Saved entries:
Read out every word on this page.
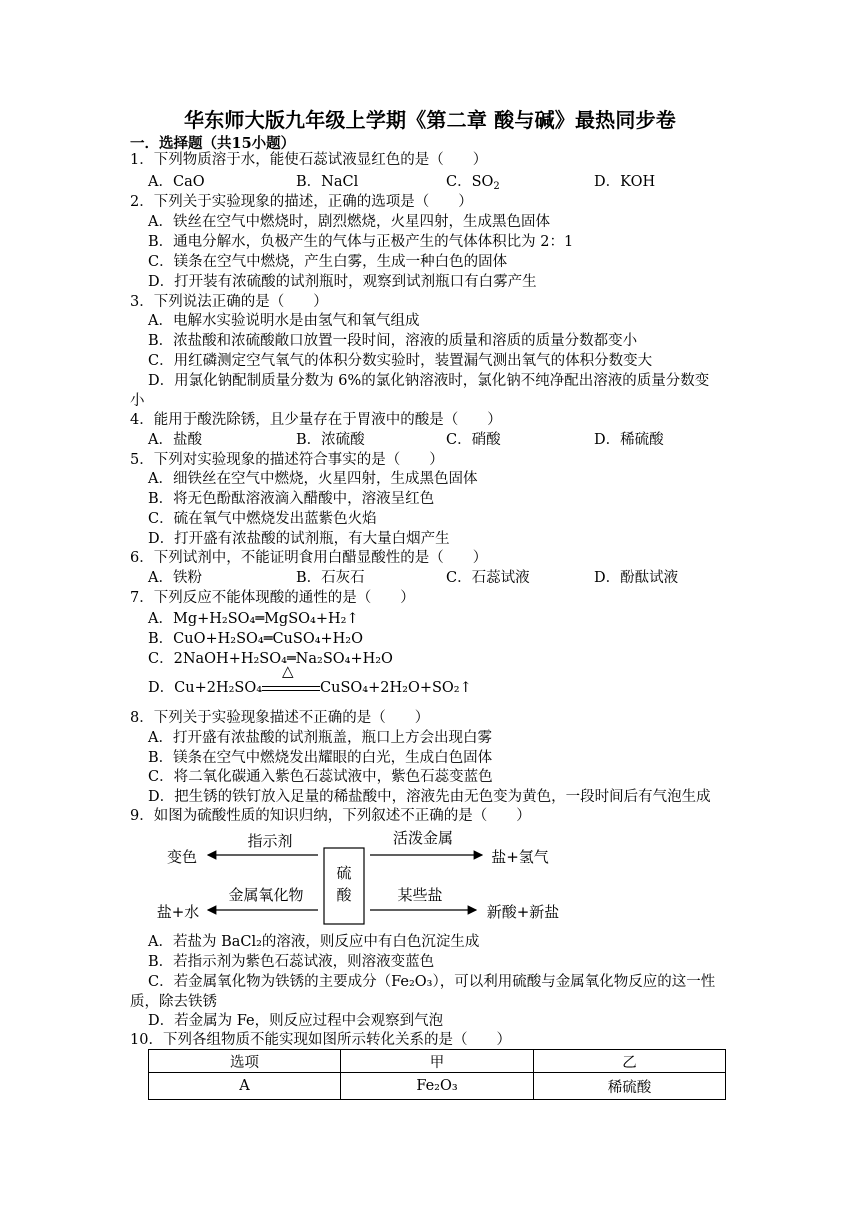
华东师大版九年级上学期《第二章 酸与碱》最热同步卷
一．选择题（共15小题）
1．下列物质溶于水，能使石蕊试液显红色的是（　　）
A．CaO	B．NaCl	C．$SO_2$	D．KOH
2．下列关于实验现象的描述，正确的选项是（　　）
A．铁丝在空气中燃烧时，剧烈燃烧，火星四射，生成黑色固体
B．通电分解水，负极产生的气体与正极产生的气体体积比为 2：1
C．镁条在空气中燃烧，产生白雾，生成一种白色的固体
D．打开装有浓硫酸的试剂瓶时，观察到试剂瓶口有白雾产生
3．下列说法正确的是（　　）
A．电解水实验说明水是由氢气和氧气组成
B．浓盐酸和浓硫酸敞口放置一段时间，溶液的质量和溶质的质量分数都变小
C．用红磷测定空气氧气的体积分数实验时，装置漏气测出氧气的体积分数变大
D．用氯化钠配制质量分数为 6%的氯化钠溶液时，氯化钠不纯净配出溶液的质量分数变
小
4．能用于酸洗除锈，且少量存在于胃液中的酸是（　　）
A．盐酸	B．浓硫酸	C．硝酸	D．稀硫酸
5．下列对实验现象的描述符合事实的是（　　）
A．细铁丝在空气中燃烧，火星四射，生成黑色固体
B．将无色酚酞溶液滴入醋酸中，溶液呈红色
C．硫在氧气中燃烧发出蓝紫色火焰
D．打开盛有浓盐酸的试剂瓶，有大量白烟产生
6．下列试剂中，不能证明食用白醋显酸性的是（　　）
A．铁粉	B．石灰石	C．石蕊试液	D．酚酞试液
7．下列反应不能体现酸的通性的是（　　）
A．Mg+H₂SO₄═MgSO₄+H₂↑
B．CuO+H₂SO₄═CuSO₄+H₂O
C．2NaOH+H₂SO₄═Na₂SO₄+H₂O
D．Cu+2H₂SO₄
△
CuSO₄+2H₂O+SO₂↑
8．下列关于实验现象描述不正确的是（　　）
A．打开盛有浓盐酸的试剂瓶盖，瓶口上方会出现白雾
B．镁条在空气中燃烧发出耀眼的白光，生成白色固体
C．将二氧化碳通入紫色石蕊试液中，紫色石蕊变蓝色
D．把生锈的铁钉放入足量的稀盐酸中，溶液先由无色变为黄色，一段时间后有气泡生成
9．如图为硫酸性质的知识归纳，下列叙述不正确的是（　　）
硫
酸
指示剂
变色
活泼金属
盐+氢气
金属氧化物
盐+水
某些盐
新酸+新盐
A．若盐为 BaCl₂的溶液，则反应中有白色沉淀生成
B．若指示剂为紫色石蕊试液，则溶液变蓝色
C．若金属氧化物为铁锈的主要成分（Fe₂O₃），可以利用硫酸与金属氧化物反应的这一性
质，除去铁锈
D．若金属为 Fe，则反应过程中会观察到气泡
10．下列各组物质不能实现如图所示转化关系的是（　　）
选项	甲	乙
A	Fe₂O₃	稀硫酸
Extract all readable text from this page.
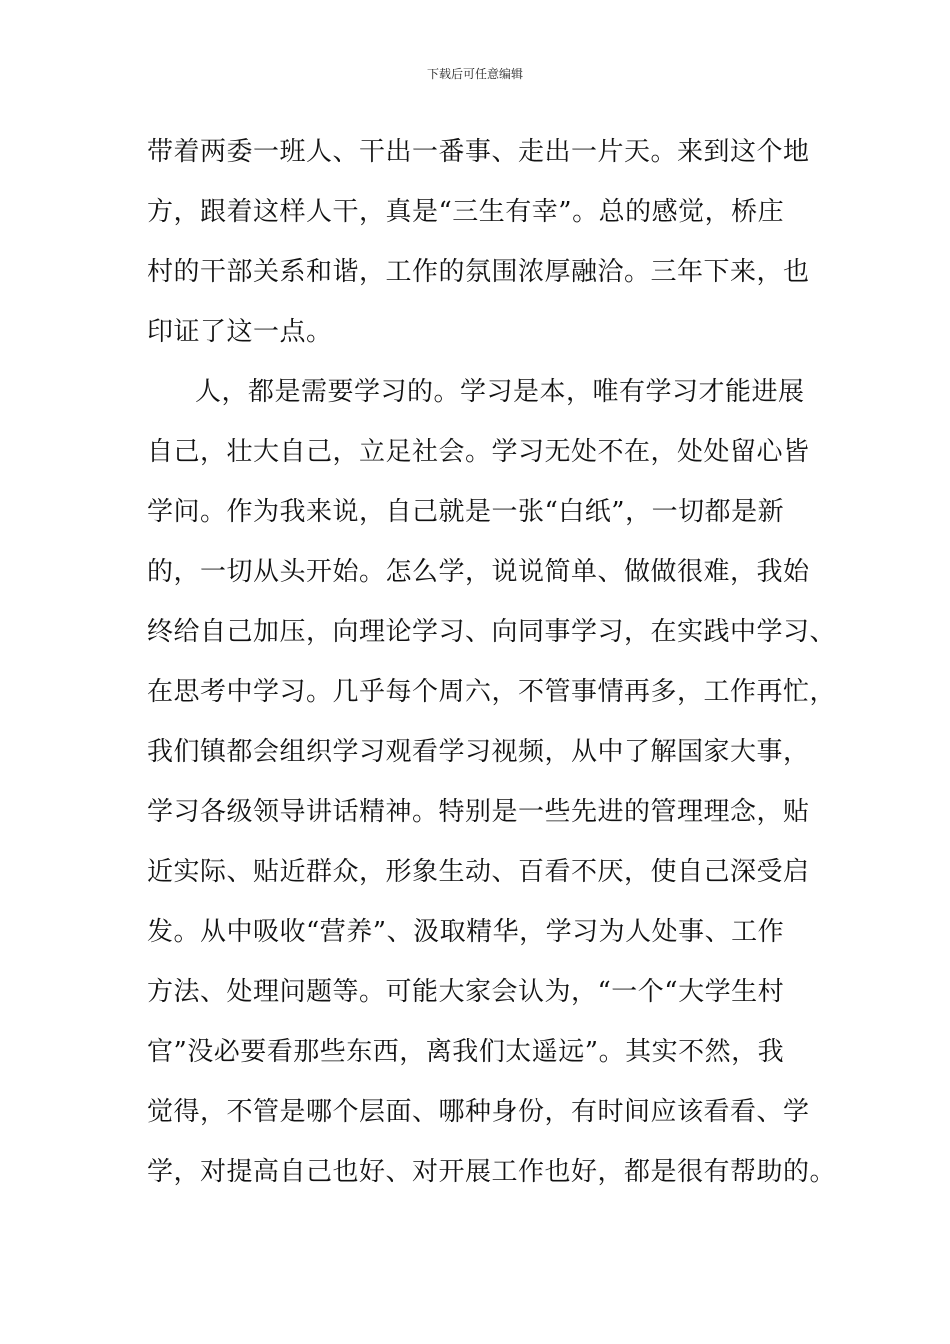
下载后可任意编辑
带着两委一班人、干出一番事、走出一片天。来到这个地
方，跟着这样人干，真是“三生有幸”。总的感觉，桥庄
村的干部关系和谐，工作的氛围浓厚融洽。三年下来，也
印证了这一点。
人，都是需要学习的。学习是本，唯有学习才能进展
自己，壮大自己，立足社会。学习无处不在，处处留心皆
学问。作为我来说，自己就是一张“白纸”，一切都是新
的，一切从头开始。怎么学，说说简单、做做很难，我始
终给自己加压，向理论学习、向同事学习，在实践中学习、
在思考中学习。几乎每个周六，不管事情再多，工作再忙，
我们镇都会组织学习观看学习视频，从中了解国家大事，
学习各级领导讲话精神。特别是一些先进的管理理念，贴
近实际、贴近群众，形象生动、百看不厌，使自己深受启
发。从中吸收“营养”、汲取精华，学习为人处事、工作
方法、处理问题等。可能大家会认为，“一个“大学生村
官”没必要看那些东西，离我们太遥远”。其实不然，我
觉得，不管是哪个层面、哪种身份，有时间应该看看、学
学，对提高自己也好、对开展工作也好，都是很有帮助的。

Instructions to follow: Can you repeat every record above exactly, apart from the pictures?

Problem solution:
Read out every word on this page.
华东师大版九年级上学期《第二章 酸与碱》最热同步卷
一．选择题（共15小题）
1．下列物质溶于水，能使石蕊试液显红色的是（　　）
A．CaO	B．NaCl	C．$SO_2$	D．KOH
2．下列关于实验现象的描述，正确的选项是（　　）
A．铁丝在空气中燃烧时，剧烈燃烧，火星四射，生成黑色固体
B．通电分解水，负极产生的气体与正极产生的气体体积比为 2：1
C．镁条在空气中燃烧，产生白雾，生成一种白色的固体
D．打开装有浓硫酸的试剂瓶时，观察到试剂瓶口有白雾产生
3．下列说法正确的是（　　）
A．电解水实验说明水是由氢气和氧气组成
B．浓盐酸和浓硫酸敞口放置一段时间，溶液的质量和溶质的质量分数都变小
C．用红磷测定空气氧气的体积分数实验时，装置漏气测出氧气的体积分数变大
D．用氯化钠配制质量分数为 6%的氯化钠溶液时，氯化钠不纯净配出溶液的质量分数变
小
4．能用于酸洗除锈，且少量存在于胃液中的酸是（　　）
A．盐酸	B．浓硫酸	C．硝酸	D．稀硫酸
5．下列对实验现象的描述符合事实的是（　　）
A．细铁丝在空气中燃烧，火星四射，生成黑色固体
B．将无色酚酞溶液滴入醋酸中，溶液呈红色
C．硫在氧气中燃烧发出蓝紫色火焰
D．打开盛有浓盐酸的试剂瓶，有大量白烟产生
6．下列试剂中，不能证明食用白醋显酸性的是（　　）
A．铁粉	B．石灰石	C．石蕊试液	D．酚酞试液
7．下列反应不能体现酸的通性的是（　　）
A．Mg+H₂SO₄═MgSO₄+H₂↑
B．CuO+H₂SO₄═CuSO₄+H₂O
C．2NaOH+H₂SO₄═Na₂SO₄+H₂O
D．Cu+2H₂SO₄
△
CuSO₄+2H₂O+SO₂↑
8．下列关于实验现象描述不正确的是（　　）
A．打开盛有浓盐酸的试剂瓶盖，瓶口上方会出现白雾
B．镁条在空气中燃烧发出耀眼的白光，生成白色固体
C．将二氧化碳通入紫色石蕊试液中，紫色石蕊变蓝色
D．把生锈的铁钉放入足量的稀盐酸中，溶液先由无色变为黄色，一段时间后有气泡生成
9．如图为硫酸性质的知识归纳，下列叙述不正确的是（　　）
硫
酸
指示剂
变色
活泼金属
盐+氢气
金属氧化物
盐+水
某些盐
新酸+新盐
A．若盐为 BaCl₂的溶液，则反应中有白色沉淀生成
B．若指示剂为紫色石蕊试液，则溶液变蓝色
C．若金属氧化物为铁锈的主要成分（Fe₂O₃），可以利用硫酸与金属氧化物反应的这一性
质，除去铁锈
D．若金属为 Fe，则反应过程中会观察到气泡
10．下列各组物质不能实现如图所示转化关系的是（　　）
选项	甲	乙
A	Fe₂O₃	稀硫酸
Extract all readable text from this page.
下载后可任意编辑
带着两委一班人、干出一番事、走出一片天。来到这个地
方，跟着这样人干，真是“三生有幸”。总的感觉，桥庄
村的干部关系和谐，工作的氛围浓厚融洽。三年下来，也
印证了这一点。
人，都是需要学习的。学习是本，唯有学习才能进展
自己，壮大自己，立足社会。学习无处不在，处处留心皆
学问。作为我来说，自己就是一张“白纸”，一切都是新
的，一切从头开始。怎么学，说说简单、做做很难，我始
终给自己加压，向理论学习、向同事学习，在实践中学习、
在思考中学习。几乎每个周六，不管事情再多，工作再忙，
我们镇都会组织学习观看学习视频，从中了解国家大事，
学习各级领导讲话精神。特别是一些先进的管理理念，贴
近实际、贴近群众，形象生动、百看不厌，使自己深受启
发。从中吸收“营养”、汲取精华，学习为人处事、工作
方法、处理问题等。可能大家会认为，“一个“大学生村
官”没必要看那些东西，离我们太遥远”。其实不然，我
觉得，不管是哪个层面、哪种身份，有时间应该看看、学
学，对提高自己也好、对开展工作也好，都是很有帮助的。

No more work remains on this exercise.